* start *
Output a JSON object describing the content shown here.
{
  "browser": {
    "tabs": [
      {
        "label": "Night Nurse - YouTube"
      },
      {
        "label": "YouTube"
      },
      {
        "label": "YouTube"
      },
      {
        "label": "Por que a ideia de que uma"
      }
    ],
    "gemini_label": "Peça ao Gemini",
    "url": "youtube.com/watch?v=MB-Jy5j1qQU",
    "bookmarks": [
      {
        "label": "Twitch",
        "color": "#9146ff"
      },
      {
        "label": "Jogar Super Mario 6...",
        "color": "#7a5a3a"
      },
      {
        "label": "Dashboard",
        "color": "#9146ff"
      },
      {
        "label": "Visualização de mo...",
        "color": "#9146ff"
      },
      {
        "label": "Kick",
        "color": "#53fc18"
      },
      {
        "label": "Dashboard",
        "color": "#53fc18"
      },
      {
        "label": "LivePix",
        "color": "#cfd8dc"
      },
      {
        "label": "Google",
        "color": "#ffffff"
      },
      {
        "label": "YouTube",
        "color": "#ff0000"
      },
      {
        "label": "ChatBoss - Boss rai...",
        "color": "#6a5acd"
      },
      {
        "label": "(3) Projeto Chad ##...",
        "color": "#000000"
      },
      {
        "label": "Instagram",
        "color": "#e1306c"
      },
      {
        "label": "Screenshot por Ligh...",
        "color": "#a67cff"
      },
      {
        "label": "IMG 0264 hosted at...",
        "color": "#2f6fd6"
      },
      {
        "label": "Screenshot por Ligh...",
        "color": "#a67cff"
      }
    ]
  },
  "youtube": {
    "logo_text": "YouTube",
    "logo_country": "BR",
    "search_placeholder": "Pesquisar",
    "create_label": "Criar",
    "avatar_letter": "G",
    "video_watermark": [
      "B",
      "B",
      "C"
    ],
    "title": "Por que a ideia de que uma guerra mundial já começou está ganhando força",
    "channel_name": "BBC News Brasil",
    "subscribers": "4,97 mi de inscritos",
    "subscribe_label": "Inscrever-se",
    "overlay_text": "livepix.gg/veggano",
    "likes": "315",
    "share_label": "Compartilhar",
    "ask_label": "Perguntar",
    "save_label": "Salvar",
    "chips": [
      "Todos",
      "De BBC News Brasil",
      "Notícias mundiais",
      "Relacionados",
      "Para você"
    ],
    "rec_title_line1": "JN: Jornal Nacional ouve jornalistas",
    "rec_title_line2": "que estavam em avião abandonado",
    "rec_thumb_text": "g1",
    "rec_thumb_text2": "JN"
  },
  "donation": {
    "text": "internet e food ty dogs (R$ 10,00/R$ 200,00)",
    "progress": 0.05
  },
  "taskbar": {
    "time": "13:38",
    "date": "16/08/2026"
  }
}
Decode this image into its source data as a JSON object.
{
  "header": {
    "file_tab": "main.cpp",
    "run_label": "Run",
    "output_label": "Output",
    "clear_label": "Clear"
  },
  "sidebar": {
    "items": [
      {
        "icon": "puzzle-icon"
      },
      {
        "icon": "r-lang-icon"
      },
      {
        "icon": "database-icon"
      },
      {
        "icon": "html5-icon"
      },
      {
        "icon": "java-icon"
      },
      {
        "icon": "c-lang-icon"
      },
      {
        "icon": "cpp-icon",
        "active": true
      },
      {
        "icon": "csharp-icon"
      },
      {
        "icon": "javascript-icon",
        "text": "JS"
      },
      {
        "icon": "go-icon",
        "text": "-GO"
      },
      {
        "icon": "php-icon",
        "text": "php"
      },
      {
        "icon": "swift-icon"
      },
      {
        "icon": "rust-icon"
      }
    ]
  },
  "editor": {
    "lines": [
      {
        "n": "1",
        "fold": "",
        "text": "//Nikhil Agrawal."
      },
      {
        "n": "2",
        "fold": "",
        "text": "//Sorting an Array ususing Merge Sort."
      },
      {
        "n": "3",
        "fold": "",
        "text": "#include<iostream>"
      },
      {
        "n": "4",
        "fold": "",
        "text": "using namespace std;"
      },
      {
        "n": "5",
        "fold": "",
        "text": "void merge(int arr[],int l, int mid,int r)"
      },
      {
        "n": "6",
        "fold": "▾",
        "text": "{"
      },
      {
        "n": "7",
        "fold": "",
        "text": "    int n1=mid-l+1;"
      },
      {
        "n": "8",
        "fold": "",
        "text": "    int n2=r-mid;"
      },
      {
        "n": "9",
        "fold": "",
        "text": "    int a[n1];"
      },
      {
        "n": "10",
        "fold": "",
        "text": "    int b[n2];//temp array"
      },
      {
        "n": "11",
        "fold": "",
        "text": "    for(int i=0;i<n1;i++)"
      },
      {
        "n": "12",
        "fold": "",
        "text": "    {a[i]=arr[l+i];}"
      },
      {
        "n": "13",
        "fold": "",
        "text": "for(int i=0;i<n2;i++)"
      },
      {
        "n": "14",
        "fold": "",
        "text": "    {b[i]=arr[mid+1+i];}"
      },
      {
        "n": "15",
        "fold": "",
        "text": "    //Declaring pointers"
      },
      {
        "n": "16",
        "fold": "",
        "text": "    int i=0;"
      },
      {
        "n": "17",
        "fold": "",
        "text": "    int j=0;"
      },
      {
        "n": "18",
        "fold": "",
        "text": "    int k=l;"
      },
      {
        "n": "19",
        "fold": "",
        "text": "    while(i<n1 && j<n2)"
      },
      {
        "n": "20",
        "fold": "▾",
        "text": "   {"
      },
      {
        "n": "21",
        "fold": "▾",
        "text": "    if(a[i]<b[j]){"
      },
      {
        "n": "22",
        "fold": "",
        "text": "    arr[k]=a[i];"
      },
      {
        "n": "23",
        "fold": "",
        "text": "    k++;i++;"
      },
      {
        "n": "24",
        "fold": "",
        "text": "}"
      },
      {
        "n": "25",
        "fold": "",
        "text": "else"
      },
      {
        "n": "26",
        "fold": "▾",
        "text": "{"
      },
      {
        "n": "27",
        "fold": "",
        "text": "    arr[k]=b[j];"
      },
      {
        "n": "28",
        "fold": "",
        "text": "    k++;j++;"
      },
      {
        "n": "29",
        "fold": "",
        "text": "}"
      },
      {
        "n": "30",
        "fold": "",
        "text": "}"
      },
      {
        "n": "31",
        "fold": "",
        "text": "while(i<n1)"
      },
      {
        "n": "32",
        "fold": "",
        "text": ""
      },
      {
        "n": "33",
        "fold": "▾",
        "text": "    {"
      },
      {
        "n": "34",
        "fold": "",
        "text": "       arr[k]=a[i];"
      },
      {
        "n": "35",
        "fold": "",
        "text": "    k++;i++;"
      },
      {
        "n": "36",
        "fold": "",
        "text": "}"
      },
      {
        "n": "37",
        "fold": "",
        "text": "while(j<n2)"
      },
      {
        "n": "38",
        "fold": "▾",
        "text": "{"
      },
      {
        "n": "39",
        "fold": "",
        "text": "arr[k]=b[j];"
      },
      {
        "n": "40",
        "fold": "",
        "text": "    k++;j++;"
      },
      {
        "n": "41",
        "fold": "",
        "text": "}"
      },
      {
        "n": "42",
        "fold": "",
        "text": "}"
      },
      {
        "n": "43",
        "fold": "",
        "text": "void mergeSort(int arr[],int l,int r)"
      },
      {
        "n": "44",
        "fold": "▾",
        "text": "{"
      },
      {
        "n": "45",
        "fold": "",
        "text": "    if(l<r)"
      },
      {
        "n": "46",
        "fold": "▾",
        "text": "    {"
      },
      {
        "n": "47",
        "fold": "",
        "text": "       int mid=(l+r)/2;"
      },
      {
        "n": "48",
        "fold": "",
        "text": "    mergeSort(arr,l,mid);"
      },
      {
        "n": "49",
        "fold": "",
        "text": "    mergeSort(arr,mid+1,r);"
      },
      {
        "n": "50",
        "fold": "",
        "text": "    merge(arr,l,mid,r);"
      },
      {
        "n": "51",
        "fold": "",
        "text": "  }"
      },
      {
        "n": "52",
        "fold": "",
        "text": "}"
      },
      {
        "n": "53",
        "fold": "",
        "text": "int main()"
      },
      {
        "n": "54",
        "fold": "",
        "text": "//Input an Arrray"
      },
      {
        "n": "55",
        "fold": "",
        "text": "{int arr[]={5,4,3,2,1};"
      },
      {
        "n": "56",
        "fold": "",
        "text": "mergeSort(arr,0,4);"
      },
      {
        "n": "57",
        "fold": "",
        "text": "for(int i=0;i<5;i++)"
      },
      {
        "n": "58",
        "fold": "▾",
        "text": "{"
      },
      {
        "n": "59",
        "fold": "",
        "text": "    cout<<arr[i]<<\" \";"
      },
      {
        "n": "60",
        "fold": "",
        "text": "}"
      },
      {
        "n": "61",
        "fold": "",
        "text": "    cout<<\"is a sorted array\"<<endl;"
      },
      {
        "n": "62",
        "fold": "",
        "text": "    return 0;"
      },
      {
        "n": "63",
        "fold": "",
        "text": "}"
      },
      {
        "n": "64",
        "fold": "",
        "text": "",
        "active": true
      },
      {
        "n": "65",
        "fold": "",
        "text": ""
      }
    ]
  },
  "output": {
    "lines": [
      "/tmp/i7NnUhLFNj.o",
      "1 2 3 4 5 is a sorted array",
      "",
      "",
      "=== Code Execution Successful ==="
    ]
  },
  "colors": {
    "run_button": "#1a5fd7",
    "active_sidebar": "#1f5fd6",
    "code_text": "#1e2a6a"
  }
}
* end *
Pick out each line containing "ideia" and report it.

        "label": "Por que a ideia de que uma"
    "title": "Por que a ideia de que uma guerra mundial já começou está ganhando força",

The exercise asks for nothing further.